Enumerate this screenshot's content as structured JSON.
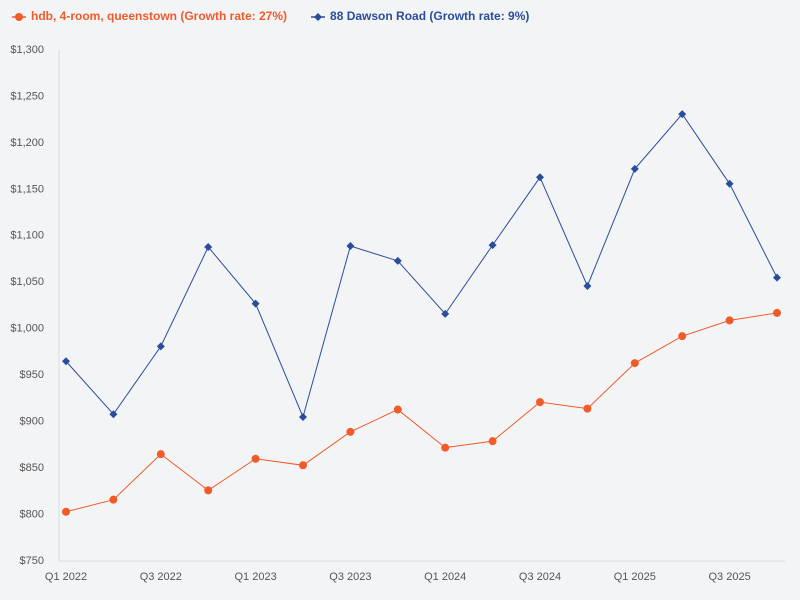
{
  "chart_data": {
    "type": "line",
    "categories": [
      "Q1 2022",
      null,
      "Q3 2022",
      null,
      "Q1 2023",
      null,
      "Q3 2023",
      null,
      "Q1 2024",
      null,
      "Q3 2024",
      null,
      "Q1 2025",
      null,
      "Q3 2025",
      null
    ],
    "series": [
      {
        "name": "hdb, 4-room, queenstown (Growth rate: 27%)",
        "color": "#f15a29",
        "marker": "circle",
        "values": [
          803,
          816,
          865,
          826,
          860,
          853,
          889,
          913,
          872,
          879,
          921,
          914,
          963,
          992,
          1009,
          1017
        ]
      },
      {
        "name": "88 Dawson Road (Growth rate: 9%)",
        "color": "#2a4d9b",
        "marker": "diamond",
        "values": [
          965,
          908,
          981,
          1088,
          1027,
          905,
          1089,
          1073,
          1016,
          1090,
          1163,
          1046,
          1172,
          1231,
          1156,
          1055
        ]
      }
    ],
    "ylim": [
      750,
      1300
    ],
    "yticks": [
      {
        "value": 750,
        "label": "$750"
      },
      {
        "value": 800,
        "label": "$800"
      },
      {
        "value": 850,
        "label": "$850"
      },
      {
        "value": 900,
        "label": "$900"
      },
      {
        "value": 950,
        "label": "$950"
      },
      {
        "value": 1000,
        "label": "$1,000"
      },
      {
        "value": 1050,
        "label": "$1,050"
      },
      {
        "value": 1100,
        "label": "$1,100"
      },
      {
        "value": 1150,
        "label": "$1,150"
      },
      {
        "value": 1200,
        "label": "$1,200"
      },
      {
        "value": 1250,
        "label": "$1,250"
      },
      {
        "value": 1300,
        "label": "$1,300"
      }
    ],
    "grid": false,
    "legend": "top-left"
  }
}
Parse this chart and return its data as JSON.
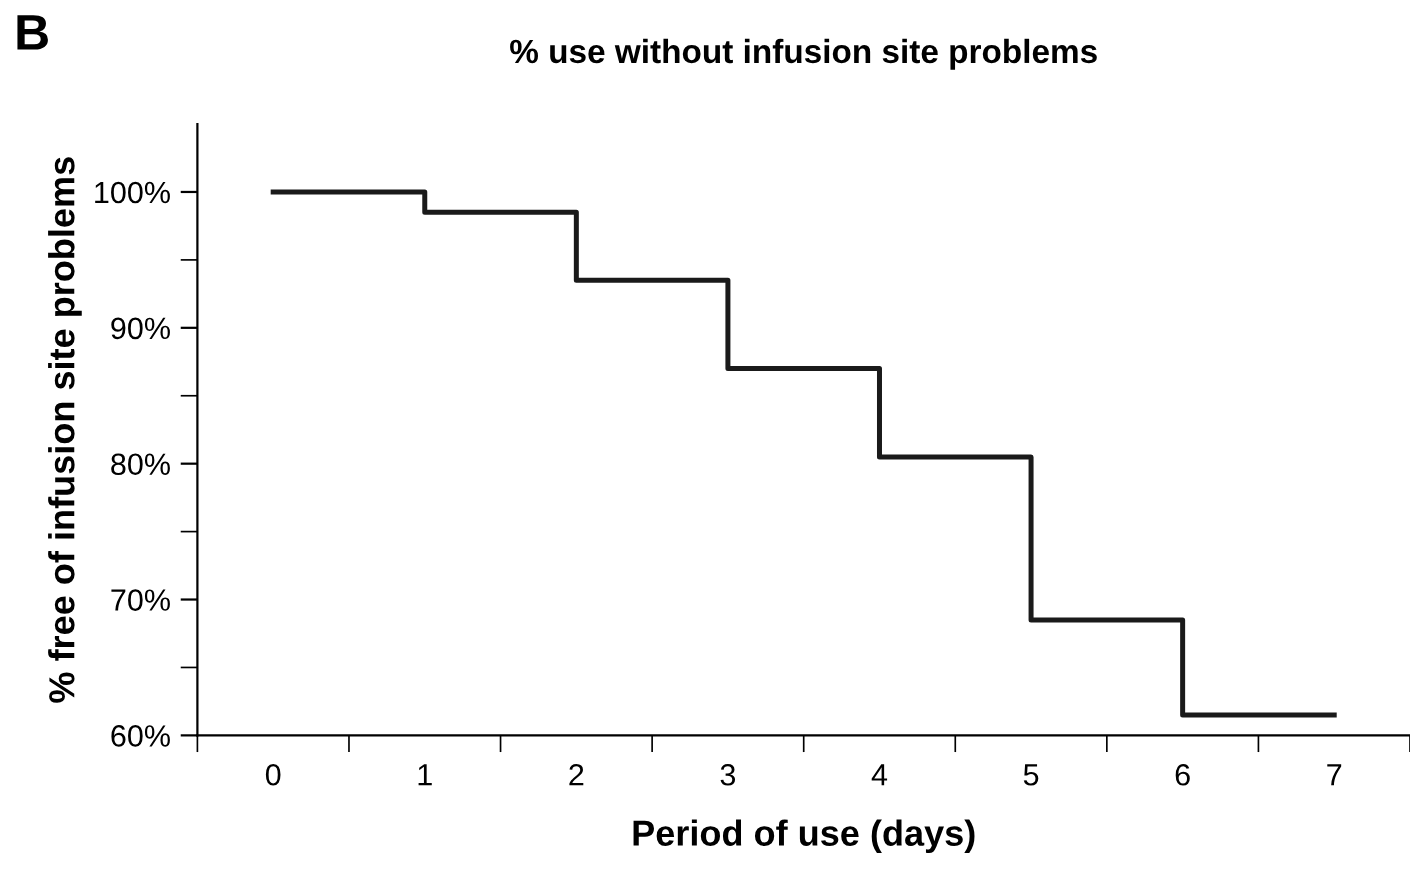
{
  "chart_data": {
    "type": "step",
    "title": "% use without infusion site problems",
    "xlabel": "Period of use (days)",
    "ylabel": "% free of infusion site problems",
    "annotations": [
      "B"
    ],
    "x": [
      0,
      1,
      2,
      3,
      4,
      5,
      6,
      7
    ],
    "series": [
      {
        "color": "#1a1a1a",
        "values": [
          100,
          98.5,
          93.5,
          87,
          80.5,
          68.5,
          61.5,
          61.5
        ]
      }
    ],
    "xlim": [
      -0.5,
      7.5
    ],
    "xticks": [
      0,
      1,
      2,
      3,
      4,
      5,
      6,
      7,
      {
        "value": -0.5,
        "label": null
      },
      {
        "value": 0.5,
        "label": null
      },
      {
        "value": 1.5,
        "label": null
      },
      {
        "value": 2.5,
        "label": null
      },
      {
        "value": 3.5,
        "label": null
      },
      {
        "value": 4.5,
        "label": null
      },
      {
        "value": 5.5,
        "label": null
      },
      {
        "value": 6.5,
        "label": null
      },
      {
        "value": 7.5,
        "label": null
      }
    ],
    "ylim": [
      60,
      105
    ],
    "yticks": [
      {
        "value": 60,
        "label": "60%"
      },
      {
        "value": 65,
        "label": null
      },
      {
        "value": 70,
        "label": "70%"
      },
      {
        "value": 75,
        "label": null
      },
      {
        "value": 80,
        "label": "80%"
      },
      {
        "value": 85,
        "label": null
      },
      {
        "value": 90,
        "label": "90%"
      },
      {
        "value": 95,
        "label": null
      },
      {
        "value": 100,
        "label": "100%"
      }
    ],
    "grid": false,
    "legend": false,
    "line_style": "solid",
    "marker": "none"
  }
}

- WHAT THE TASK REQUIRES
Drop the images and quote the entries word for word.

- TASK OUTPUT
Enumerate this screenshot's content as structured JSON.
{
  "chart_data": {
    "type": "line",
    "categories": [
      "Q1 2022",
      null,
      "Q3 2022",
      null,
      "Q1 2023",
      null,
      "Q3 2023",
      null,
      "Q1 2024",
      null,
      "Q3 2024",
      null,
      "Q1 2025",
      null,
      "Q3 2025",
      null
    ],
    "series": [
      {
        "name": "hdb, 4-room, queenstown (Growth rate: 27%)",
        "color": "#f15a29",
        "marker": "circle",
        "values": [
          803,
          816,
          865,
          826,
          860,
          853,
          889,
          913,
          872,
          879,
          921,
          914,
          963,
          992,
          1009,
          1017
        ]
      },
      {
        "name": "88 Dawson Road (Growth rate: 9%)",
        "color": "#2a4d9b",
        "marker": "diamond",
        "values": [
          965,
          908,
          981,
          1088,
          1027,
          905,
          1089,
          1073,
          1016,
          1090,
          1163,
          1046,
          1172,
          1231,
          1156,
          1055
        ]
      }
    ],
    "ylim": [
      750,
      1300
    ],
    "yticks": [
      {
        "value": 750,
        "label": "$750"
      },
      {
        "value": 800,
        "label": "$800"
      },
      {
        "value": 850,
        "label": "$850"
      },
      {
        "value": 900,
        "label": "$900"
      },
      {
        "value": 950,
        "label": "$950"
      },
      {
        "value": 1000,
        "label": "$1,000"
      },
      {
        "value": 1050,
        "label": "$1,050"
      },
      {
        "value": 1100,
        "label": "$1,100"
      },
      {
        "value": 1150,
        "label": "$1,150"
      },
      {
        "value": 1200,
        "label": "$1,200"
      },
      {
        "value": 1250,
        "label": "$1,250"
      },
      {
        "value": 1300,
        "label": "$1,300"
      }
    ],
    "grid": false,
    "legend": "top-left"
  }
}
Parse this chart and return its data as JSON.
{
  "chart_data": {
    "type": "step",
    "title": "% use without infusion site problems",
    "xlabel": "Period of use (days)",
    "ylabel": "% free of infusion site problems",
    "annotations": [
      "B"
    ],
    "x": [
      0,
      1,
      2,
      3,
      4,
      5,
      6,
      7
    ],
    "series": [
      {
        "color": "#1a1a1a",
        "values": [
          100,
          98.5,
          93.5,
          87,
          80.5,
          68.5,
          61.5,
          61.5
        ]
      }
    ],
    "xlim": [
      -0.5,
      7.5
    ],
    "xticks": [
      0,
      1,
      2,
      3,
      4,
      5,
      6,
      7,
      {
        "value": -0.5,
        "label": null
      },
      {
        "value": 0.5,
        "label": null
      },
      {
        "value": 1.5,
        "label": null
      },
      {
        "value": 2.5,
        "label": null
      },
      {
        "value": 3.5,
        "label": null
      },
      {
        "value": 4.5,
        "label": null
      },
      {
        "value": 5.5,
        "label": null
      },
      {
        "value": 6.5,
        "label": null
      },
      {
        "value": 7.5,
        "label": null
      }
    ],
    "ylim": [
      60,
      105
    ],
    "yticks": [
      {
        "value": 60,
        "label": "60%"
      },
      {
        "value": 65,
        "label": null
      },
      {
        "value": 70,
        "label": "70%"
      },
      {
        "value": 75,
        "label": null
      },
      {
        "value": 80,
        "label": "80%"
      },
      {
        "value": 85,
        "label": null
      },
      {
        "value": 90,
        "label": "90%"
      },
      {
        "value": 95,
        "label": null
      },
      {
        "value": 100,
        "label": "100%"
      }
    ],
    "grid": false,
    "legend": false,
    "line_style": "solid",
    "marker": "none"
  }
}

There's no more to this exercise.